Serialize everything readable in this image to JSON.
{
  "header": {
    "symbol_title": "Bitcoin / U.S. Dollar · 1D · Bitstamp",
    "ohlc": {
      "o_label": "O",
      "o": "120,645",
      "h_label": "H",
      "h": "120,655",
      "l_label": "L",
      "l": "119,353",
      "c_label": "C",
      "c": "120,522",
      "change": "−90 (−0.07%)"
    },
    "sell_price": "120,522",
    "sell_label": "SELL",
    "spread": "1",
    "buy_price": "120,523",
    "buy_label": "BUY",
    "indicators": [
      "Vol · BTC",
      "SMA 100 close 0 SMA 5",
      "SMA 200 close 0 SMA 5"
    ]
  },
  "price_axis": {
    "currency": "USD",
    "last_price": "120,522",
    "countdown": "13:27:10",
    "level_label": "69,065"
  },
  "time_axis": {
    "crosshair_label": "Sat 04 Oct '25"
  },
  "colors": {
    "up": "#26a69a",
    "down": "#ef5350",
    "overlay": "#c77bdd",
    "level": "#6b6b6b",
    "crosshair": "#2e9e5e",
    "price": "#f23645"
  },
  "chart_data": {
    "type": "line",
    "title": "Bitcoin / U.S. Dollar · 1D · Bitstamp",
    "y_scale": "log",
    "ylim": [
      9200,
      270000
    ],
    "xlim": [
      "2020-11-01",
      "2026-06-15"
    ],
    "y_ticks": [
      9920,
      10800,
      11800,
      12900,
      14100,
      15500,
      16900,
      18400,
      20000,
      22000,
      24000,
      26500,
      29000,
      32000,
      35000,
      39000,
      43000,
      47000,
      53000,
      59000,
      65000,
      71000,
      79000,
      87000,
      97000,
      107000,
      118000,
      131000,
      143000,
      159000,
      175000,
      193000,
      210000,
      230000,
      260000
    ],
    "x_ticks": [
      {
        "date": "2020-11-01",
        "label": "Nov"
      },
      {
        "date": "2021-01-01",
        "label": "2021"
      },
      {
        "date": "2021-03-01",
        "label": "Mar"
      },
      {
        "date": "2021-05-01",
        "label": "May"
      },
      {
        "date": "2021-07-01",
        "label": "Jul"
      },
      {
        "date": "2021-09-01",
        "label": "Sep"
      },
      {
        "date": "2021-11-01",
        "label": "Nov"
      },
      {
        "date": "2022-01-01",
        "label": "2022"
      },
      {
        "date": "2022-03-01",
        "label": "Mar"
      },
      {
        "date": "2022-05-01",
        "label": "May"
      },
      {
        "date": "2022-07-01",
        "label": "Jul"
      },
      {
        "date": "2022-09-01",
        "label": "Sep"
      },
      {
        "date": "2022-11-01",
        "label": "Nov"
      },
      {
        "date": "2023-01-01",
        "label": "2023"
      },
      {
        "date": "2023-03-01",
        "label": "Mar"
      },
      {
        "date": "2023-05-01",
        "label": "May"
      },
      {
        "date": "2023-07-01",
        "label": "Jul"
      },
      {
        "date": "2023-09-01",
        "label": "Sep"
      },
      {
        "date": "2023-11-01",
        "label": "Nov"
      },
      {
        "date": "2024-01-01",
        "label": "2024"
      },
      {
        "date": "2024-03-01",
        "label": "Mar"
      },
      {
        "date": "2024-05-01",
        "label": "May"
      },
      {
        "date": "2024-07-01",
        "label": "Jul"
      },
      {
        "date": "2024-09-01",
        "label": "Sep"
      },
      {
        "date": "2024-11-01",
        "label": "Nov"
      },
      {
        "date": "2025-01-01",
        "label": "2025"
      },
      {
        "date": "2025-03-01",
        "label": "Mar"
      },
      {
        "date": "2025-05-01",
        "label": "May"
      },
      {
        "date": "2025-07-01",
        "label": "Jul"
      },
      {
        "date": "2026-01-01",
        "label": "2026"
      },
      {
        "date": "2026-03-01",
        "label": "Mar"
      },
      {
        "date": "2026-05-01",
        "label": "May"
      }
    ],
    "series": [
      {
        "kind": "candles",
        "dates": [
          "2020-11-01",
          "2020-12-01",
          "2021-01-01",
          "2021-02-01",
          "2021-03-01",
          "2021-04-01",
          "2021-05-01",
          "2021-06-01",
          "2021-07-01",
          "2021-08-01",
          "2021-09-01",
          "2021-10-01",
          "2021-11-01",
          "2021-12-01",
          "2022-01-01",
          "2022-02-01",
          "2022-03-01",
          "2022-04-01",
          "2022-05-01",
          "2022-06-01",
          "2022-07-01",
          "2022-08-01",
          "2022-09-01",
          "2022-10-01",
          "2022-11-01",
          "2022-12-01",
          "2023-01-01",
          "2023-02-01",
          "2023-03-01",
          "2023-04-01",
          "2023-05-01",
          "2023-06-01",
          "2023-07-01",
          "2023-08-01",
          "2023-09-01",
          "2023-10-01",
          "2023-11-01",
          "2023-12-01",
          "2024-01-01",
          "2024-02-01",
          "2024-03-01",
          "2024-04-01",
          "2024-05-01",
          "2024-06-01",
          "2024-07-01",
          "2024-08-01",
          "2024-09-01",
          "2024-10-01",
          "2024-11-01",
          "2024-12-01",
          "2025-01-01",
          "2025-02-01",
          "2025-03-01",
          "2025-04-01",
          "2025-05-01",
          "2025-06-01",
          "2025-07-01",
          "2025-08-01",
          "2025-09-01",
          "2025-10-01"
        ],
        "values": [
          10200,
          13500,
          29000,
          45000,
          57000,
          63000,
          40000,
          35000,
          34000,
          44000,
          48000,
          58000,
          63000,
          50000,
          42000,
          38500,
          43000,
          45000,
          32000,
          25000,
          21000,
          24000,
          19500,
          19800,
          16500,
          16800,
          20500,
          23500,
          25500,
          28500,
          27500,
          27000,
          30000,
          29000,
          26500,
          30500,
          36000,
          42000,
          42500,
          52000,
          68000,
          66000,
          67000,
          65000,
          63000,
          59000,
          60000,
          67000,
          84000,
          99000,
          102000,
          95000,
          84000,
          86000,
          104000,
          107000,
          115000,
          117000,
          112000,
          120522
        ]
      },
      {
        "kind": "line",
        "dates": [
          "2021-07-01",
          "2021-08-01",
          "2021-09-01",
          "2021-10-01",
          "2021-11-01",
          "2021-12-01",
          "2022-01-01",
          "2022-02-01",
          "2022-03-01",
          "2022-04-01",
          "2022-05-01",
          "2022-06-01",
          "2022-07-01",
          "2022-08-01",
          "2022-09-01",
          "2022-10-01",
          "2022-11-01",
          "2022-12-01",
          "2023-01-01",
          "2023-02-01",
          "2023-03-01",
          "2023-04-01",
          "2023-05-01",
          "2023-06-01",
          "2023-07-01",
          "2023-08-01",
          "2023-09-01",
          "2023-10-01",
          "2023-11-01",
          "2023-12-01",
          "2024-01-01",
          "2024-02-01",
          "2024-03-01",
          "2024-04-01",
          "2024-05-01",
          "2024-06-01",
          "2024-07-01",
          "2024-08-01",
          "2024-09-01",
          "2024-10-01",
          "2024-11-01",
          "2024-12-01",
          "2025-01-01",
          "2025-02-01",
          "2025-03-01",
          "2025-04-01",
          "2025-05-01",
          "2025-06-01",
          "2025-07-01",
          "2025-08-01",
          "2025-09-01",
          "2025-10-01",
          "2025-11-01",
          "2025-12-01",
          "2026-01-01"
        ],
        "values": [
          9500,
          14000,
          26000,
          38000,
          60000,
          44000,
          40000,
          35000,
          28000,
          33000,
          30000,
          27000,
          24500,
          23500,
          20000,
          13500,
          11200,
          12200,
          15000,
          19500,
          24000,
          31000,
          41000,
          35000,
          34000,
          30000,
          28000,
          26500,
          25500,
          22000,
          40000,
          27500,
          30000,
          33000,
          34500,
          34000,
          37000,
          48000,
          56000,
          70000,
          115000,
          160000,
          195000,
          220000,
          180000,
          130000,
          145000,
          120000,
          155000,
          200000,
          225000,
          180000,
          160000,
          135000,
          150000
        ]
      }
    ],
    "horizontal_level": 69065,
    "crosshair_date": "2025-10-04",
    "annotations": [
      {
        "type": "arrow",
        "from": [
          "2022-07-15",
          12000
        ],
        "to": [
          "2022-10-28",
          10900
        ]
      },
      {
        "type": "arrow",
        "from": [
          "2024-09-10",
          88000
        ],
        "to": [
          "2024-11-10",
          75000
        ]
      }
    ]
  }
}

■ ■ ■ ■ ■ ■ ■

GIVEN TASK: Every line of the listing that holds "Dollar" should be found and copied.

EXERCISE RESULT:
    "symbol_title": "Bitcoin / U.S. Dollar · 1D · Bitstamp",
    "title": "Bitcoin / U.S. Dollar · 1D · Bitstamp",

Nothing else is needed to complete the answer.